### TASK OBJECTIVE
Render the following material again verbatim, leaving nothing out.

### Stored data
_ _ _ _ _ _ _

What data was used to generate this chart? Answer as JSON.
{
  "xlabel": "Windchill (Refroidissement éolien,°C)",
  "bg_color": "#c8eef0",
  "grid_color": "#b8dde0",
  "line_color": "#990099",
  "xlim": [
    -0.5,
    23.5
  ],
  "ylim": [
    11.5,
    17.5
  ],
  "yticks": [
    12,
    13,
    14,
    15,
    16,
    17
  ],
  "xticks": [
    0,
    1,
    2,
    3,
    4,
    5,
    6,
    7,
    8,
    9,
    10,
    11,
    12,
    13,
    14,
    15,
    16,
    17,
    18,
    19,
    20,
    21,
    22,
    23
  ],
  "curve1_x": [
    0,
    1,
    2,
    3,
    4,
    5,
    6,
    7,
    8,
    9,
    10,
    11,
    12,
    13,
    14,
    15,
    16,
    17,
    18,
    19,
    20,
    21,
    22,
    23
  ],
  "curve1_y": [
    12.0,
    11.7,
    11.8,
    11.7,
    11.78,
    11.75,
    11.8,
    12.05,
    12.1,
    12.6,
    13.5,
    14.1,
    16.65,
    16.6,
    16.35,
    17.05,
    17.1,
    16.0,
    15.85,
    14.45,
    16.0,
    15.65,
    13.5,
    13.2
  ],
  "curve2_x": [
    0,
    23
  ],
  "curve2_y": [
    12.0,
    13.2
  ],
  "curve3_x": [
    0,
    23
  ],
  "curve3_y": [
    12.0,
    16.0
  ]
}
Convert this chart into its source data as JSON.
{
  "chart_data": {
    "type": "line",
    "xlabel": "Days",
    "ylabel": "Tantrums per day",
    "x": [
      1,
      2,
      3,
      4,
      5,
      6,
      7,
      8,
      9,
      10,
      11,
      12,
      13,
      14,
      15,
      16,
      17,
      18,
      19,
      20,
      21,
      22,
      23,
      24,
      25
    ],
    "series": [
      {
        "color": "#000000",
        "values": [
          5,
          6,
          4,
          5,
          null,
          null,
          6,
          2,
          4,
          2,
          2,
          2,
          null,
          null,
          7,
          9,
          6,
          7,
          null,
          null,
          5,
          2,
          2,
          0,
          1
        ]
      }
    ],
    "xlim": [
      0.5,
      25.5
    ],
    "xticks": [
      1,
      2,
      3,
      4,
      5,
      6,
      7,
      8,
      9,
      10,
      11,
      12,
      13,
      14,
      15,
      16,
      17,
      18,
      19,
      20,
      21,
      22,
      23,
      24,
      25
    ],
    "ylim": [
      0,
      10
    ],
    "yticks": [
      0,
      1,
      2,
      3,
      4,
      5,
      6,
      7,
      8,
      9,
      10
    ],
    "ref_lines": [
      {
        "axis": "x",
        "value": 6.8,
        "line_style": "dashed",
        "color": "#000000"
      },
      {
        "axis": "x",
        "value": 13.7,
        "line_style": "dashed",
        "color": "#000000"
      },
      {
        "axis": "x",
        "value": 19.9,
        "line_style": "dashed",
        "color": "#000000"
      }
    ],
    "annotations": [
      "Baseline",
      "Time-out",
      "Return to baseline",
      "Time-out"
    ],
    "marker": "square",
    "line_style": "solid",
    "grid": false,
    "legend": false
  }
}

_ _ _ _ _ _ _

### TASK RESPONSE
What data was used to generate this chart? Answer as JSON.
{
  "xlabel": "Windchill (Refroidissement éolien,°C)",
  "bg_color": "#c8eef0",
  "grid_color": "#b8dde0",
  "line_color": "#990099",
  "xlim": [
    -0.5,
    23.5
  ],
  "ylim": [
    11.5,
    17.5
  ],
  "yticks": [
    12,
    13,
    14,
    15,
    16,
    17
  ],
  "xticks": [
    0,
    1,
    2,
    3,
    4,
    5,
    6,
    7,
    8,
    9,
    10,
    11,
    12,
    13,
    14,
    15,
    16,
    17,
    18,
    19,
    20,
    21,
    22,
    23
  ],
  "curve1_x": [
    0,
    1,
    2,
    3,
    4,
    5,
    6,
    7,
    8,
    9,
    10,
    11,
    12,
    13,
    14,
    15,
    16,
    17,
    18,
    19,
    20,
    21,
    22,
    23
  ],
  "curve1_y": [
    12.0,
    11.7,
    11.8,
    11.7,
    11.78,
    11.75,
    11.8,
    12.05,
    12.1,
    12.6,
    13.5,
    14.1,
    16.65,
    16.6,
    16.35,
    17.05,
    17.1,
    16.0,
    15.85,
    14.45,
    16.0,
    15.65,
    13.5,
    13.2
  ],
  "curve2_x": [
    0,
    23
  ],
  "curve2_y": [
    12.0,
    13.2
  ],
  "curve3_x": [
    0,
    23
  ],
  "curve3_y": [
    12.0,
    16.0
  ]
}
Convert this chart into its source data as JSON.
{
  "chart_data": {
    "type": "line",
    "xlabel": "Days",
    "ylabel": "Tantrums per day",
    "x": [
      1,
      2,
      3,
      4,
      5,
      6,
      7,
      8,
      9,
      10,
      11,
      12,
      13,
      14,
      15,
      16,
      17,
      18,
      19,
      20,
      21,
      22,
      23,
      24,
      25
    ],
    "series": [
      {
        "color": "#000000",
        "values": [
          5,
          6,
          4,
          5,
          null,
          null,
          6,
          2,
          4,
          2,
          2,
          2,
          null,
          null,
          7,
          9,
          6,
          7,
          null,
          null,
          5,
          2,
          2,
          0,
          1
        ]
      }
    ],
    "xlim": [
      0.5,
      25.5
    ],
    "xticks": [
      1,
      2,
      3,
      4,
      5,
      6,
      7,
      8,
      9,
      10,
      11,
      12,
      13,
      14,
      15,
      16,
      17,
      18,
      19,
      20,
      21,
      22,
      23,
      24,
      25
    ],
    "ylim": [
      0,
      10
    ],
    "yticks": [
      0,
      1,
      2,
      3,
      4,
      5,
      6,
      7,
      8,
      9,
      10
    ],
    "ref_lines": [
      {
        "axis": "x",
        "value": 6.8,
        "line_style": "dashed",
        "color": "#000000"
      },
      {
        "axis": "x",
        "value": 13.7,
        "line_style": "dashed",
        "color": "#000000"
      },
      {
        "axis": "x",
        "value": 19.9,
        "line_style": "dashed",
        "color": "#000000"
      }
    ],
    "annotations": [
      "Baseline",
      "Time-out",
      "Return to baseline",
      "Time-out"
    ],
    "marker": "square",
    "line_style": "solid",
    "grid": false,
    "legend": false
  }
}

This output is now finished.